Entries taken from a collection:
# # # # #

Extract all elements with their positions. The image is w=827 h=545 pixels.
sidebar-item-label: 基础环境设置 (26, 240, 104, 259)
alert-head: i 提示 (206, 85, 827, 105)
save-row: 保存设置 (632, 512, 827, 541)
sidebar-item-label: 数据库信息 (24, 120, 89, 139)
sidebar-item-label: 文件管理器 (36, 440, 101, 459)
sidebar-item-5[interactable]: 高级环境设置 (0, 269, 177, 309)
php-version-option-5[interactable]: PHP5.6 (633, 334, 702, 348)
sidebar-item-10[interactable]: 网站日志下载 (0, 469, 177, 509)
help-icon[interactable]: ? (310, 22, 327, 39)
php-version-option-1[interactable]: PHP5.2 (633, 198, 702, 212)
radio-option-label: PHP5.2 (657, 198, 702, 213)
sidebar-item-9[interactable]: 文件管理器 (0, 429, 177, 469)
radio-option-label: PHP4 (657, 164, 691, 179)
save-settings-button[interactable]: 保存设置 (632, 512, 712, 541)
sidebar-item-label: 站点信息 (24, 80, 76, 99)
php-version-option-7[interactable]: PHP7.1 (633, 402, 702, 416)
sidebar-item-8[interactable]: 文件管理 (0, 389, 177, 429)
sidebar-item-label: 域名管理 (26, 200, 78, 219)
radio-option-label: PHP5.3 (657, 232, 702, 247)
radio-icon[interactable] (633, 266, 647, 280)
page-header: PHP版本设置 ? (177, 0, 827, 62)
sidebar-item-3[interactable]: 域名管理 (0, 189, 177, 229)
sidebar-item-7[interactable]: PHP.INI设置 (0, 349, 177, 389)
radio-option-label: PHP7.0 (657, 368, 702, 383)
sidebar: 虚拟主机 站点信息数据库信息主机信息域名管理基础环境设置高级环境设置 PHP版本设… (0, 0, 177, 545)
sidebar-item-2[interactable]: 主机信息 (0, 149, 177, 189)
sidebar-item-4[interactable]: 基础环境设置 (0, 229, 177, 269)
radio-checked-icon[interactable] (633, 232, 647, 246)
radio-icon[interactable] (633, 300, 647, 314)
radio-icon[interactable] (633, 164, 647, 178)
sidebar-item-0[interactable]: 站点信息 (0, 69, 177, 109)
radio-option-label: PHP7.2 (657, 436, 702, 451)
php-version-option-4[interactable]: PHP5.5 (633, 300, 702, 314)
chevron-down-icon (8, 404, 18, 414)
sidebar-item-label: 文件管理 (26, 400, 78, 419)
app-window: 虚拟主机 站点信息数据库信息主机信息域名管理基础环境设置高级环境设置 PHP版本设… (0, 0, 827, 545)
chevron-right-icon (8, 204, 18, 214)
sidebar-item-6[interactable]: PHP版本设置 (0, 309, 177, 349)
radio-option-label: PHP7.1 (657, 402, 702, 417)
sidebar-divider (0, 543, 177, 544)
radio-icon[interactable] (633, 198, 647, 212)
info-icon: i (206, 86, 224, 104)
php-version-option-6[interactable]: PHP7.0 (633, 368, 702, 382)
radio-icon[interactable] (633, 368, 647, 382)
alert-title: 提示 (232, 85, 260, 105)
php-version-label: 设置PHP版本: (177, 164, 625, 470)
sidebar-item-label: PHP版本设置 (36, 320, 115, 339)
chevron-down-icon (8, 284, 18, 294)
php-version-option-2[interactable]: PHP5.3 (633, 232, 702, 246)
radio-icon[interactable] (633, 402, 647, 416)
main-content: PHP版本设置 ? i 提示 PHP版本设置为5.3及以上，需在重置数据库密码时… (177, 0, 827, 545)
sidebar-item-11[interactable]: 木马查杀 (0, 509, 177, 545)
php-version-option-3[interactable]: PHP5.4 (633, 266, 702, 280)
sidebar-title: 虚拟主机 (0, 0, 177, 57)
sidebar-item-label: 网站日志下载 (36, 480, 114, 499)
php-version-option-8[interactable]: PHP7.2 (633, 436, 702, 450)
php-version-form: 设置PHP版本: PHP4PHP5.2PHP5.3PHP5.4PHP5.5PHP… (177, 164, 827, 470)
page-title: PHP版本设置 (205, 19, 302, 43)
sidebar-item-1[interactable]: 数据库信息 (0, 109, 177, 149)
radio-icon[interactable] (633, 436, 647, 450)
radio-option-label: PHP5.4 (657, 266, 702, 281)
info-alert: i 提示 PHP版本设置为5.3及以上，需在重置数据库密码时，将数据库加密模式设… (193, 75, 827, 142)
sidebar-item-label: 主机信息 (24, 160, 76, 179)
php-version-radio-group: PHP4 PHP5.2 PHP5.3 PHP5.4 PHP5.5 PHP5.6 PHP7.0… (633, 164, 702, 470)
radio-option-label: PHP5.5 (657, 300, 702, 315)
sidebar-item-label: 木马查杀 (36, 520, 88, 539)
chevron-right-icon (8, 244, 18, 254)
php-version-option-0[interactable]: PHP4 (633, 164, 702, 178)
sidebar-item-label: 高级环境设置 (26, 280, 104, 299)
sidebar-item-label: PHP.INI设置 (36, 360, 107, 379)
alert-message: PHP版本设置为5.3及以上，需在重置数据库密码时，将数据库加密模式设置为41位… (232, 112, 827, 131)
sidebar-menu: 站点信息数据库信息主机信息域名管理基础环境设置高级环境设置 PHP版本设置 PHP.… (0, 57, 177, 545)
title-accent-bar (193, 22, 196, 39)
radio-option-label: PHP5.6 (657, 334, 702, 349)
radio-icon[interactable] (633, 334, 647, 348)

# # # # #

WHAT TO PRODUCE: Please copy the entries above verbatim, from the first line through the line that contains "php-version-option-7[interactable]: PHP7.1 (633, 402, 702, 416)".

TASK ANSWER:
Extract all elements with their positions. The image is w=827 h=545 pixels.
sidebar-item-label: 基础环境设置 (26, 240, 104, 259)
alert-head: i 提示 (206, 85, 827, 105)
save-row: 保存设置 (632, 512, 827, 541)
sidebar-item-label: 数据库信息 (24, 120, 89, 139)
sidebar-item-label: 文件管理器 (36, 440, 101, 459)
sidebar-item-5[interactable]: 高级环境设置 (0, 269, 177, 309)
php-version-option-5[interactable]: PHP5.6 (633, 334, 702, 348)
sidebar-item-10[interactable]: 网站日志下载 (0, 469, 177, 509)
help-icon[interactable]: ? (310, 22, 327, 39)
php-version-option-1[interactable]: PHP5.2 (633, 198, 702, 212)
radio-option-label: PHP5.2 (657, 198, 702, 213)
sidebar-item-9[interactable]: 文件管理器 (0, 429, 177, 469)
radio-option-label: PHP4 (657, 164, 691, 179)
save-settings-button[interactable]: 保存设置 (632, 512, 712, 541)
sidebar-item-label: 站点信息 (24, 80, 76, 99)
php-version-option-7[interactable]: PHP7.1 (633, 402, 702, 416)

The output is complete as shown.